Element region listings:
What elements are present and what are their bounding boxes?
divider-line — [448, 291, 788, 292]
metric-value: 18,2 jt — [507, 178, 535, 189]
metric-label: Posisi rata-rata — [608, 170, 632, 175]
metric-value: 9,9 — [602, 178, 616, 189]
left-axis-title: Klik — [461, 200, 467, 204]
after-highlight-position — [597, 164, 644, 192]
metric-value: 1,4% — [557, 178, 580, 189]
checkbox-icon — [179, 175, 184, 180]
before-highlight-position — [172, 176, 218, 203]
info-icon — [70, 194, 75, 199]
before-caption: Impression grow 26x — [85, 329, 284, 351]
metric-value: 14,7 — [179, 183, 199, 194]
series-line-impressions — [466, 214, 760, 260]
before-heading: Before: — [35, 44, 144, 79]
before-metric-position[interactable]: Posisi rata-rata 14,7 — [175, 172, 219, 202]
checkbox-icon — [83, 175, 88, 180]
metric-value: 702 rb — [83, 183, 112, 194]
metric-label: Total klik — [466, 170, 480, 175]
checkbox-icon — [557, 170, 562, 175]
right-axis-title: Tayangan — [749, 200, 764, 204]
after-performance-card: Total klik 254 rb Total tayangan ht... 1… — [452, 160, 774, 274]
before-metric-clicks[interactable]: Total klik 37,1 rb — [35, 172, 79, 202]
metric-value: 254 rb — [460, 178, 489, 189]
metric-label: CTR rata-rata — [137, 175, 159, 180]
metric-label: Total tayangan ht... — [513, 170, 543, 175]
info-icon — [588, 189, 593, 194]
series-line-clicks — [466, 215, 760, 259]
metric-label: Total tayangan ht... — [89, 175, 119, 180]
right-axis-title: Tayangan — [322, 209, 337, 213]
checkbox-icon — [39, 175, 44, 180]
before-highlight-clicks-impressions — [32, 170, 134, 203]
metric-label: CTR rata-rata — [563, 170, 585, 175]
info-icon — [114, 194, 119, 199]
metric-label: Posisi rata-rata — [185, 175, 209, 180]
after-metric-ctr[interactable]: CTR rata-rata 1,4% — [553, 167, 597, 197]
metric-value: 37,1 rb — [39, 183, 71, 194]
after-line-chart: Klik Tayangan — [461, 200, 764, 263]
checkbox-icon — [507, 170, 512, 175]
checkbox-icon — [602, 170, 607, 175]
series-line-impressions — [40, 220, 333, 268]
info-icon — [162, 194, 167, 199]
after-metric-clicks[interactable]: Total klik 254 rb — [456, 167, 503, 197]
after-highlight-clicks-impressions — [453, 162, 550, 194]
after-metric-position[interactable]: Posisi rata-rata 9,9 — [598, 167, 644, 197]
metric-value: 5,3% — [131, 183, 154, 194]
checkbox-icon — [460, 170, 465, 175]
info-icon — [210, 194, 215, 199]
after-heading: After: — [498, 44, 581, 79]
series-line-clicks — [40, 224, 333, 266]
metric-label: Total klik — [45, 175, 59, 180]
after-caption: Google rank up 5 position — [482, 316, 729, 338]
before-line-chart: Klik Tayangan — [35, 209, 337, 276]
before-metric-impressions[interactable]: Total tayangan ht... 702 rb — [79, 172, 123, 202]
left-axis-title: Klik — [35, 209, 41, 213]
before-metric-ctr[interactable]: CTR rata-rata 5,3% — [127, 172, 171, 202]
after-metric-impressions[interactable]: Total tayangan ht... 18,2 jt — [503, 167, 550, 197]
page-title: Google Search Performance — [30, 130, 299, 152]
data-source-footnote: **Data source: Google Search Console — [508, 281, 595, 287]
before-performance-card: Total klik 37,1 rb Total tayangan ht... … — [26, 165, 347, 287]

Exercise instructions ->
Convert the records into a JSON list of strings, one string per line and with blank lines omitted. Start with the first line of the records and end with the line containing "checkbox-icon — [83, 175, 88, 180]".

Response to this task ->
[
  "What elements are present and what are their bounding boxes?",
  "divider-line — [448, 291, 788, 292]",
  "metric-value: 18,2 jt — [507, 178, 535, 189]",
  "metric-label: Posisi rata-rata — [608, 170, 632, 175]",
  "metric-value: 9,9 — [602, 178, 616, 189]",
  "left-axis-title: Klik — [461, 200, 467, 204]",
  "after-highlight-position — [597, 164, 644, 192]",
  "metric-value: 1,4% — [557, 178, 580, 189]",
  "checkbox-icon — [179, 175, 184, 180]",
  "before-highlight-position — [172, 176, 218, 203]",
  "info-icon — [70, 194, 75, 199]",
  "before-caption: Impression grow 26x — [85, 329, 284, 351]",
  "metric-value: 14,7 — [179, 183, 199, 194]",
  "series-line-impressions — [466, 214, 760, 260]",
  "before-heading: Before: — [35, 44, 144, 79]",
  "before-metric-position[interactable]: Posisi rata-rata 14,7 — [175, 172, 219, 202]",
  "checkbox-icon — [83, 175, 88, 180]"
]